(Items listed in a dataset)
------------------------------------------------------------------------

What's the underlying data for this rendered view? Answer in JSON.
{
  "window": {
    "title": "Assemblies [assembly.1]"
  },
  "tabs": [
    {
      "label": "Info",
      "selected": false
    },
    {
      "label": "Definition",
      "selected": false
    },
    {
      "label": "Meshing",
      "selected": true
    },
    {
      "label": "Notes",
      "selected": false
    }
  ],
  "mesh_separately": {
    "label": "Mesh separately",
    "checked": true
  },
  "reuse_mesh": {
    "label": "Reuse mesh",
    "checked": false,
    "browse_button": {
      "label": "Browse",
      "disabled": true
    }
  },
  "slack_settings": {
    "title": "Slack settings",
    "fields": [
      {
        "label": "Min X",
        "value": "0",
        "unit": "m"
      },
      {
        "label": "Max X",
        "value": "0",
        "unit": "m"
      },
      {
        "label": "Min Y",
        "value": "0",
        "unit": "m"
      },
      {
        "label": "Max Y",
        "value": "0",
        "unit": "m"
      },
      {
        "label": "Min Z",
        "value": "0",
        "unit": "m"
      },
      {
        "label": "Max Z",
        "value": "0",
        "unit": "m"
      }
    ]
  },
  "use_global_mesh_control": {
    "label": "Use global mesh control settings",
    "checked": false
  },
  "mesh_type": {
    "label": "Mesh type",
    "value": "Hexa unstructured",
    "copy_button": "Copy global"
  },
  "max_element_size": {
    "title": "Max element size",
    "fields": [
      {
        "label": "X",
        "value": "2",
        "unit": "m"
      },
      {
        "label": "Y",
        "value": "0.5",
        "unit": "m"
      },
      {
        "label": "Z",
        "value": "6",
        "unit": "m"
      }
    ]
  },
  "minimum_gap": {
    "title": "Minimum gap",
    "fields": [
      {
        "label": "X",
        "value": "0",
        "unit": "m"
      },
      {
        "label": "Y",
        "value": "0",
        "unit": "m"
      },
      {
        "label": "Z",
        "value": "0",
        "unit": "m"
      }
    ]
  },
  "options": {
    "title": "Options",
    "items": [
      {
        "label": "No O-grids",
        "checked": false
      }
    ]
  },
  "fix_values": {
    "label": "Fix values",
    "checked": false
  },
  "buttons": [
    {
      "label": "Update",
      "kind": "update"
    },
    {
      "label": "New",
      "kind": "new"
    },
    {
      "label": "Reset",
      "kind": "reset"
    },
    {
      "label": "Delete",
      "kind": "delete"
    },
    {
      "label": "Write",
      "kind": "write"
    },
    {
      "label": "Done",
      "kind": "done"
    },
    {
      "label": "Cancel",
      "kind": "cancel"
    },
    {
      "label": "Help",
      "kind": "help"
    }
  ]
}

------------------------------------------------------------------------

TASK DETAILS: Reproduce the full listing exactly.

FULL ANSWER:
What's the underlying data for this rendered view? Answer in JSON.
{
  "window": {
    "title": "Assemblies [assembly.1]"
  },
  "tabs": [
    {
      "label": "Info",
      "selected": false
    },
    {
      "label": "Definition",
      "selected": false
    },
    {
      "label": "Meshing",
      "selected": true
    },
    {
      "label": "Notes",
      "selected": false
    }
  ],
  "mesh_separately": {
    "label": "Mesh separately",
    "checked": true
  },
  "reuse_mesh": {
    "label": "Reuse mesh",
    "checked": false,
    "browse_button": {
      "label": "Browse",
      "disabled": true
    }
  },
  "slack_settings": {
    "title": "Slack settings",
    "fields": [
      {
        "label": "Min X",
        "value": "0",
        "unit": "m"
      },
      {
        "label": "Max X",
        "value": "0",
        "unit": "m"
      },
      {
        "label": "Min Y",
        "value": "0",
        "unit": "m"
      },
      {
        "label": "Max Y",
        "value": "0",
        "unit": "m"
      },
      {
        "label": "Min Z",
        "value": "0",
        "unit": "m"
      },
      {
        "label": "Max Z",
        "value": "0",
        "unit": "m"
      }
    ]
  },
  "use_global_mesh_control": {
    "label": "Use global mesh control settings",
    "checked": false
  },
  "mesh_type": {
    "label": "Mesh type",
    "value": "Hexa unstructured",
    "copy_button": "Copy global"
  },
  "max_element_size": {
    "title": "Max element size",
    "fields": [
      {
        "label": "X",
        "value": "2",
        "unit": "m"
      },
      {
        "label": "Y",
        "value": "0.5",
        "unit": "m"
      },
      {
        "label": "Z",
        "value": "6",
        "unit": "m"
      }
    ]
  },
  "minimum_gap": {
    "title": "Minimum gap",
    "fields": [
      {
        "label": "X",
        "value": "0",
        "unit": "m"
      },
      {
        "label": "Y",
        "value": "0",
        "unit": "m"
      },
      {
        "label": "Z",
        "value": "0",
        "unit": "m"
      }
    ]
  },
  "options": {
    "title": "Options",
    "items": [
      {
        "label": "No O-grids",
        "checked": false
      }
    ]
  },
  "fix_values": {
    "label": "Fix values",
    "checked": false
  },
  "buttons": [
    {
      "label": "Update",
      "kind": "update"
    },
    {
      "label": "New",
      "kind": "new"
    },
    {
      "label": "Reset",
      "kind": "reset"
    },
    {
      "label": "Delete",
      "kind": "delete"
    },
    {
      "label": "Write",
      "kind": "write"
    },
    {
      "label": "Done",
      "kind": "done"
    },
    {
      "label": "Cancel",
      "kind": "cancel"
    },
    {
      "label": "Help",
      "kind": "help"
    }
  ]
}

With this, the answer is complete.